To be done: Copy each line of the data below with the word "tomonidan".

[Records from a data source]
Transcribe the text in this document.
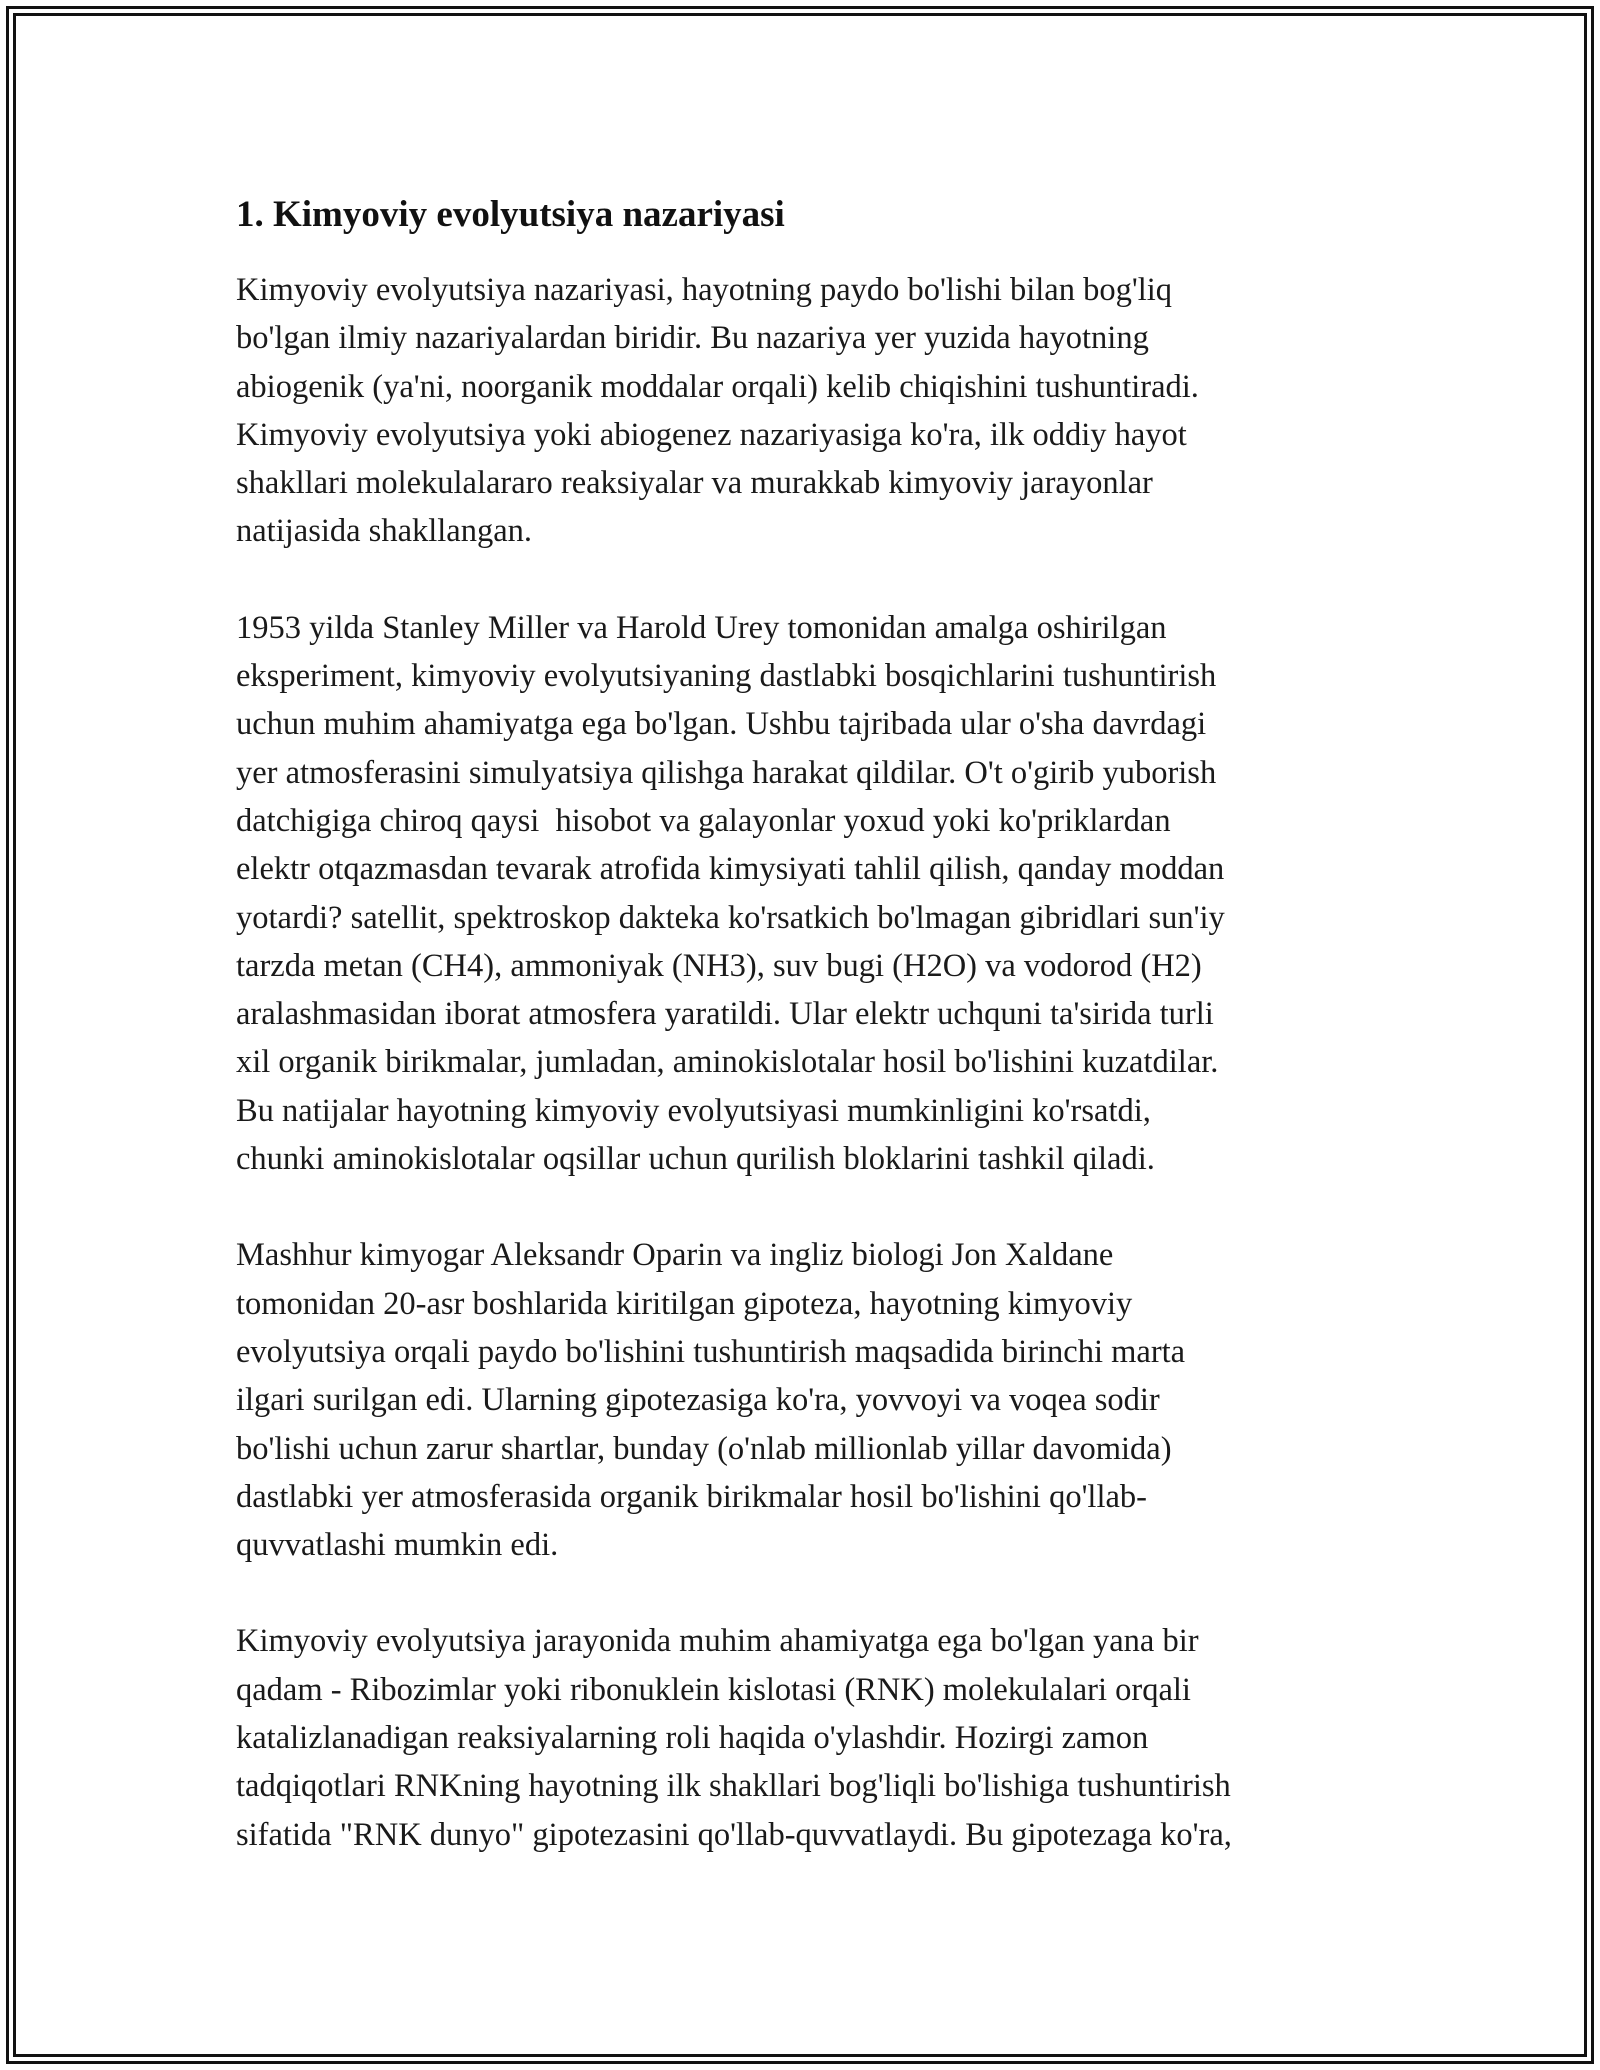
1. Kimyoviy evolyutsiya nazariyasi

Kimyoviy evolyutsiya nazariyasi, hayotning paydo bo'lishi bilan bog'liq
bo'lgan ilmiy nazariyalardan biridir. Bu nazariya yer yuzida hayotning
abiogenik (ya'ni, noorganik moddalar orqali) kelib chiqishini tushuntiradi.
Kimyoviy evolyutsiya yoki abiogenez nazariyasiga ko'ra, ilk oddiy hayot
shakllari molekulalararo reaksiyalar va murakkab kimyoviy jarayonlar
natijasida shakllangan.

1953 yilda Stanley Miller va Harold Urey tomonidan amalga oshirilgan
eksperiment, kimyoviy evolyutsiyaning dastlabki bosqichlarini tushuntirish
uchun muhim ahamiyatga ega bo'lgan. Ushbu tajribada ular o'sha davrdagi
yer atmosferasini simulyatsiya qilishga harakat qildilar. O't o'girib yuborish
datchigiga chiroq qaysi  hisobot va galayonlar yoxud yoki ko'priklardan
elektr otqazmasdan tevarak atrofida kimysiyati tahlil qilish, qanday moddan
yotardi? satellit, spektroskop dakteka ko'rsatkich bo'lmagan gibridlari sun'iy
tarzda metan (CH4), ammoniyak (NH3), suv bugi (H2O) va vodorod (H2)
aralashmasidan iborat atmosfera yaratildi. Ular elektr uchquni ta'sirida turli
xil organik birikmalar, jumladan, aminokislotalar hosil bo'lishini kuzatdilar.
Bu natijalar hayotning kimyoviy evolyutsiyasi mumkinligini ko'rsatdi,
chunki aminokislotalar oqsillar uchun qurilish bloklarini tashkil qiladi.

Mashhur kimyogar Aleksandr Oparin va ingliz biologi Jon Xaldane
tomonidan 20-asr boshlarida kiritilgan gipoteza, hayotning kimyoviy
evolyutsiya orqali paydo bo'lishini tushuntirish maqsadida birinchi marta
ilgari surilgan edi. Ularning gipotezasiga ko'ra, yovvoyi va voqea sodir
bo'lishi uchun zarur shartlar, bunday (o'nlab millionlab yillar davomida)
dastlabki yer atmosferasida organik birikmalar hosil bo'lishini qo'llab-
quvvatlashi mumkin edi.

Kimyoviy evolyutsiya jarayonida muhim ahamiyatga ega bo'lgan yana bir
qadam - Ribozimlar yoki ribonuklein kislotasi (RNK) molekulalari orqali
katalizlanadigan reaksiyalarning roli haqida o'ylashdir. Hozirgi zamon
tadqiqotlari RNKning hayotning ilk shakllari bog'liqli bo'lishiga tushuntirish
sifatida "RNK dunyo" gipotezasini qo'llab-quvvatlaydi. Bu gipotezaga ko'ra,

Written response:
1953 yilda Stanley Miller va Harold Urey tomonidan amalga oshirilgan
tomonidan 20-asr boshlarida kiritilgan gipoteza, hayotning kimyoviy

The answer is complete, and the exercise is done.